**EXCERPT:**
○ ○ ○ ○

It is confirmed that minialign tends to split alignment over short indels. If such indel resides around the end of a read, the shorter one might be removed out from the resulting alignments. It is the most possible situation.
I want to examine the situation in my hand, could you tell me the sample url and the parameters? (Is this? http://www.pacb.com/blog/identifying-structural-variants-na12878-low-fold-coverage-sequencing-pacbio-sequel-system/ )
Thanks,
Hajime Suzuki
Though it is my personal impression, I think the NGM-LR currently performs the best on detecting indels ranging from 20 to 100 bases. It seems the performance of minialign is between NGM-LR and BWA-MEM, but much closer to the latter. I am now struggling to rescue such alignments with an additional supplementary alignment collection algorithm. It is different from the NGM-LR's convex gap-penalty function approach but I'm sure it will also works well on SV detection.
I've just added MD tag option in the release 0.5.0 (enabled with -TMD
flag; passing -TNM,MD
result in equivalent output with samtools calmd
). Please try it out😄
https://github.com/ocxtal/minialign/tree/minialign-0.5.0
Hajime Suzuki
It would be useful to implement calculation of the MD tag just like BWA does it. This allows to perform simple variant calling and estimating error rates from the BAM file alone without a reference.

○ ○ ○ ○

List every software tool named in the minialign thread. Leave out anything that appears only inside a web address. The listing that follows has no connection to the minialign thread.

**PROVIDED MATERIAL:**
○ ○ ○ ○

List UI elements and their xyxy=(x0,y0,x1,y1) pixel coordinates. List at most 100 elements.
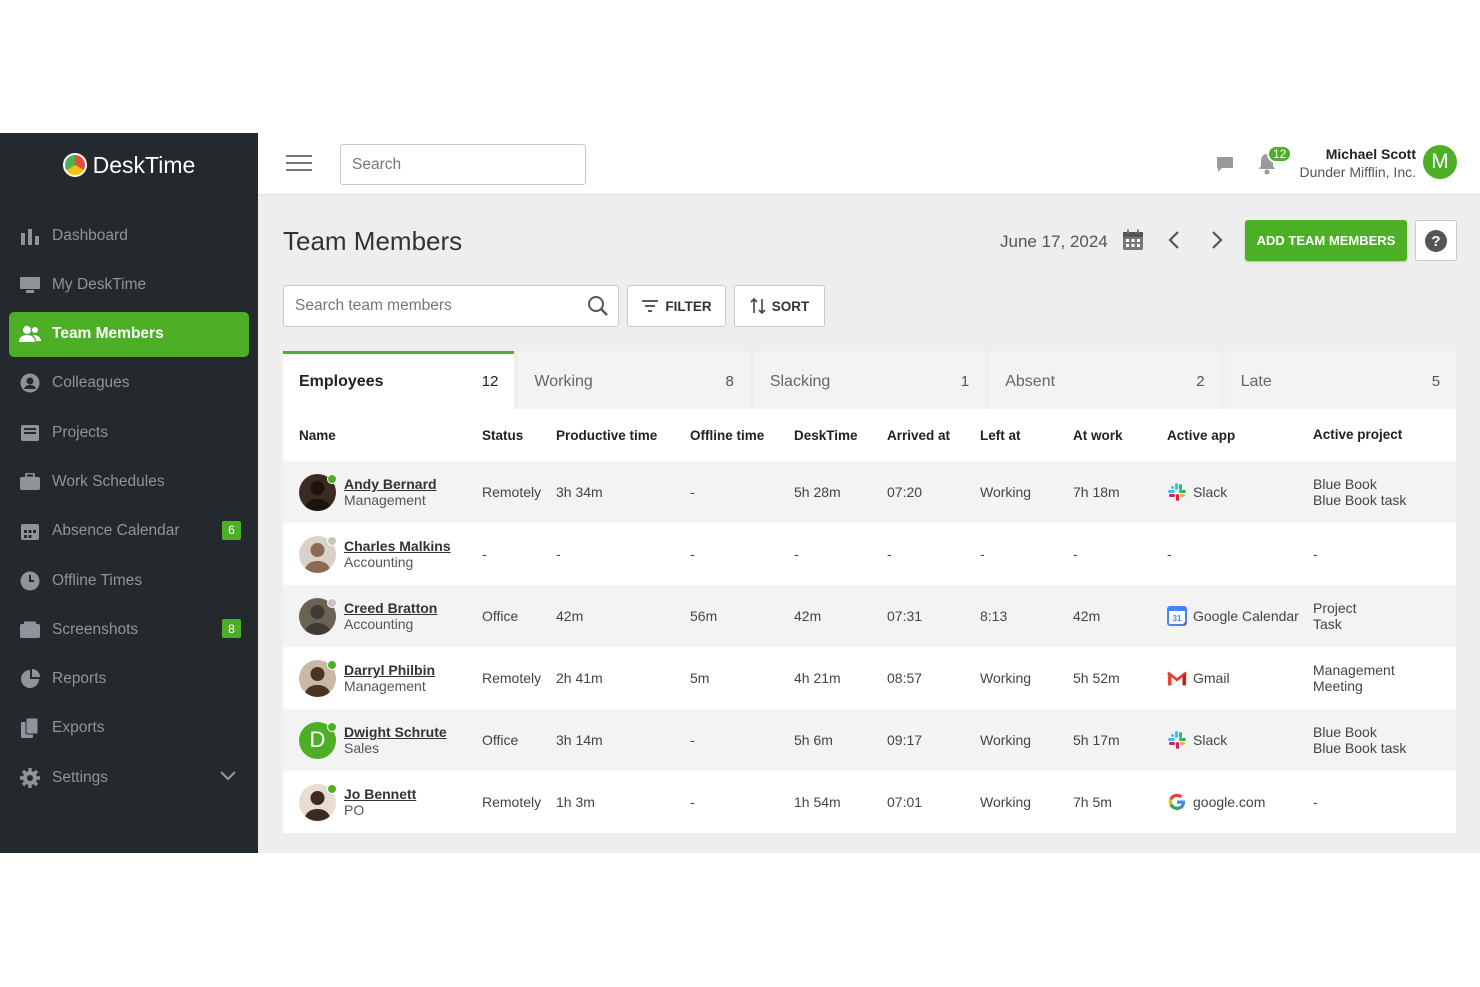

○ ○ ○ ○

**SOLVED PROBLEM:** minialign, NGM-LR, BWA-MEM, samtools, BWA